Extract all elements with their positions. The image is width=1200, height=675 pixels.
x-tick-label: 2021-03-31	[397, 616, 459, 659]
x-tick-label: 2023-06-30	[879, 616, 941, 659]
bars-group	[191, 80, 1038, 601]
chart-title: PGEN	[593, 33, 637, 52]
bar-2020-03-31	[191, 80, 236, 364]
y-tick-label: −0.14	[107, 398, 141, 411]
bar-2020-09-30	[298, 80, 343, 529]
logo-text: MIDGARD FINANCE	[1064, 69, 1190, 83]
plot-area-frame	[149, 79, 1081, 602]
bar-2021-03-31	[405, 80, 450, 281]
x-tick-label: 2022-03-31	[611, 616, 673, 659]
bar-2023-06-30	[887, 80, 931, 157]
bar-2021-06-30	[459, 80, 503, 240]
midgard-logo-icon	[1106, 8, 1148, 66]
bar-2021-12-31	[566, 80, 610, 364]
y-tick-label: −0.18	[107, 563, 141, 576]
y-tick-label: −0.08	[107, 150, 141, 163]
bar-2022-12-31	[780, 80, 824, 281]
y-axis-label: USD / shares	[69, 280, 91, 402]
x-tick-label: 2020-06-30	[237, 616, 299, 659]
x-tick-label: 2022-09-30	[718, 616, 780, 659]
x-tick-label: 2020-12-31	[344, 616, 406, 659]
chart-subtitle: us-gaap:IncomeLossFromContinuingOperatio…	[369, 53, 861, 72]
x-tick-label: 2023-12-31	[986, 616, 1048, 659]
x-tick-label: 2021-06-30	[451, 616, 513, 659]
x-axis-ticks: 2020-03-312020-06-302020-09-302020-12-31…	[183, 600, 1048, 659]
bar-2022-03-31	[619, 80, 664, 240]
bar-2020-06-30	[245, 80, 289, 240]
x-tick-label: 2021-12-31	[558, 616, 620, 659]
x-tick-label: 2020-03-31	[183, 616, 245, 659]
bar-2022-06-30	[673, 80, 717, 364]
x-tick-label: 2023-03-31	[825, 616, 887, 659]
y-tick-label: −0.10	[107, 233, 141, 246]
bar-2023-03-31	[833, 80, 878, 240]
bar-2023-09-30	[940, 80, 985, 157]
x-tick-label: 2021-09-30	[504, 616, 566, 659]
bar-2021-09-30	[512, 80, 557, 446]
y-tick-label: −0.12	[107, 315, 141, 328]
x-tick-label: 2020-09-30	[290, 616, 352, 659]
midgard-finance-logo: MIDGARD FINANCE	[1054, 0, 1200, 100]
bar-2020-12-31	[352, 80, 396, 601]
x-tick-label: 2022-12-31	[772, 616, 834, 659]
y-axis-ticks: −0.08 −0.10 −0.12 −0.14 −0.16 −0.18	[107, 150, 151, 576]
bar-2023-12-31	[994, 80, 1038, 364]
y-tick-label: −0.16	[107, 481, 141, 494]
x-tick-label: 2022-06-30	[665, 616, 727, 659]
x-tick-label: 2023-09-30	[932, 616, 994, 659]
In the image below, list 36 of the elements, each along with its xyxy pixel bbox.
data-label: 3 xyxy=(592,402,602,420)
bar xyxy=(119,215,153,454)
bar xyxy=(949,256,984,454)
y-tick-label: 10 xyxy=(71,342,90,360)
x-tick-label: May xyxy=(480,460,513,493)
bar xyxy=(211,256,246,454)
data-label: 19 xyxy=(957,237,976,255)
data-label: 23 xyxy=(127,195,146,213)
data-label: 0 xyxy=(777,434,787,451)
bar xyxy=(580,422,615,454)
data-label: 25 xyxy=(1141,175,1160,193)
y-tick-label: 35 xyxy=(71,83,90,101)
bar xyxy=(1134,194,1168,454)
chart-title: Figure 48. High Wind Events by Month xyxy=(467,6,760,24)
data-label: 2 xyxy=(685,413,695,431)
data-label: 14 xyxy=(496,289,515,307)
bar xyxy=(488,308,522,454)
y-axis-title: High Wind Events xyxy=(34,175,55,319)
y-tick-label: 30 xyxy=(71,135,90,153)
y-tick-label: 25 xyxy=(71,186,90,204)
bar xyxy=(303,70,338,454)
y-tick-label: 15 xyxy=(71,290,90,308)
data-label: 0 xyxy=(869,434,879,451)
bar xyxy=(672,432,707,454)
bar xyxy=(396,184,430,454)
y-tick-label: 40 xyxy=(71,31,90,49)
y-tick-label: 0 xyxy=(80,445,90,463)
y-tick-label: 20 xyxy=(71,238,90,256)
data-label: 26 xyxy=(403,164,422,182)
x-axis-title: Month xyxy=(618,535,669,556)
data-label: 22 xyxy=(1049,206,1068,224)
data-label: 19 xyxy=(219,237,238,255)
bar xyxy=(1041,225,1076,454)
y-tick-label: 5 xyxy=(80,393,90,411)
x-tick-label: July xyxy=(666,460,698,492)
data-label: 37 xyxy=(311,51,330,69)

--------

__Aim__
Reproduce all of the material above, switching every occurrence of "data-label" to "value-label" and leaving everything else unchanged.

__Final result__
Extract all elements with their positions. The image is width=1200, height=675 pixels.
x-tick-label: 2021-03-31	[397, 616, 459, 659]
x-tick-label: 2023-06-30	[879, 616, 941, 659]
bars-group	[191, 80, 1038, 601]
chart-title: PGEN	[593, 33, 637, 52]
bar-2020-03-31	[191, 80, 236, 364]
y-tick-label: −0.14	[107, 398, 141, 411]
bar-2020-09-30	[298, 80, 343, 529]
logo-text: MIDGARD FINANCE	[1064, 69, 1190, 83]
plot-area-frame	[149, 79, 1081, 602]
bar-2021-03-31	[405, 80, 450, 281]
x-tick-label: 2022-03-31	[611, 616, 673, 659]
bar-2023-06-30	[887, 80, 931, 157]
bar-2021-06-30	[459, 80, 503, 240]
midgard-logo-icon	[1106, 8, 1148, 66]
bar-2021-12-31	[566, 80, 610, 364]
y-tick-label: −0.18	[107, 563, 141, 576]
y-tick-label: −0.08	[107, 150, 141, 163]
bar-2022-12-31	[780, 80, 824, 281]
y-axis-label: USD / shares	[69, 280, 91, 402]
x-tick-label: 2020-06-30	[237, 616, 299, 659]
x-tick-label: 2022-09-30	[718, 616, 780, 659]
x-tick-label: 2020-12-31	[344, 616, 406, 659]
chart-subtitle: us-gaap:IncomeLossFromContinuingOperatio…	[369, 53, 861, 72]
x-tick-label: 2023-12-31	[986, 616, 1048, 659]
x-tick-label: 2021-06-30	[451, 616, 513, 659]
x-axis-ticks: 2020-03-312020-06-302020-09-302020-12-31…	[183, 600, 1048, 659]
bar-2022-03-31	[619, 80, 664, 240]
bar-2020-06-30	[245, 80, 289, 240]
x-tick-label: 2021-12-31	[558, 616, 620, 659]
x-tick-label: 2020-03-31	[183, 616, 245, 659]
bar-2022-06-30	[673, 80, 717, 364]
x-tick-label: 2023-03-31	[825, 616, 887, 659]
y-tick-label: −0.10	[107, 233, 141, 246]
bar-2023-03-31	[833, 80, 878, 240]
bar-2023-09-30	[940, 80, 985, 157]
x-tick-label: 2021-09-30	[504, 616, 566, 659]
bar-2021-09-30	[512, 80, 557, 446]
y-tick-label: −0.12	[107, 315, 141, 328]
x-tick-label: 2020-09-30	[290, 616, 352, 659]
midgard-finance-logo: MIDGARD FINANCE	[1054, 0, 1200, 100]
bar-2020-12-31	[352, 80, 396, 601]
x-tick-label: 2022-12-31	[772, 616, 834, 659]
y-axis-ticks: −0.08 −0.10 −0.12 −0.14 −0.16 −0.18	[107, 150, 151, 576]
bar-2023-12-31	[994, 80, 1038, 364]
y-tick-label: −0.16	[107, 481, 141, 494]
x-tick-label: 2022-06-30	[665, 616, 727, 659]
x-tick-label: 2023-09-30	[932, 616, 994, 659]
In the image below, list 36 of the elements, each along with its xyxy pixel bbox.
value-label: 3 xyxy=(592,402,602,420)
bar xyxy=(119,215,153,454)
bar xyxy=(949,256,984,454)
y-tick-label: 10 xyxy=(71,342,90,360)
x-tick-label: May xyxy=(480,460,513,493)
bar xyxy=(211,256,246,454)
value-label: 19 xyxy=(957,237,976,255)
value-label: 23 xyxy=(127,195,146,213)
value-label: 0 xyxy=(777,434,787,451)
bar xyxy=(580,422,615,454)
value-label: 25 xyxy=(1141,175,1160,193)
y-tick-label: 35 xyxy=(71,83,90,101)
bar xyxy=(1134,194,1168,454)
chart-title: Figure 48. High Wind Events by Month xyxy=(467,6,760,24)
value-label: 2 xyxy=(685,413,695,431)
value-label: 14 xyxy=(496,289,515,307)
bar xyxy=(488,308,522,454)
y-axis-title: High Wind Events xyxy=(34,175,55,319)
y-tick-label: 30 xyxy=(71,135,90,153)
y-tick-label: 25 xyxy=(71,186,90,204)
bar xyxy=(303,70,338,454)
y-tick-label: 15 xyxy=(71,290,90,308)
value-label: 0 xyxy=(869,434,879,451)
bar xyxy=(672,432,707,454)
bar xyxy=(396,184,430,454)
y-tick-label: 40 xyxy=(71,31,90,49)
y-tick-label: 0 xyxy=(80,445,90,463)
y-tick-label: 20 xyxy=(71,238,90,256)
value-label: 26 xyxy=(403,164,422,182)
x-axis-title: Month xyxy=(618,535,669,556)
value-label: 22 xyxy=(1049,206,1068,224)
value-label: 19 xyxy=(219,237,238,255)
bar xyxy=(1041,225,1076,454)
y-tick-label: 5 xyxy=(80,393,90,411)
x-tick-label: July xyxy=(666,460,698,492)
value-label: 37 xyxy=(311,51,330,69)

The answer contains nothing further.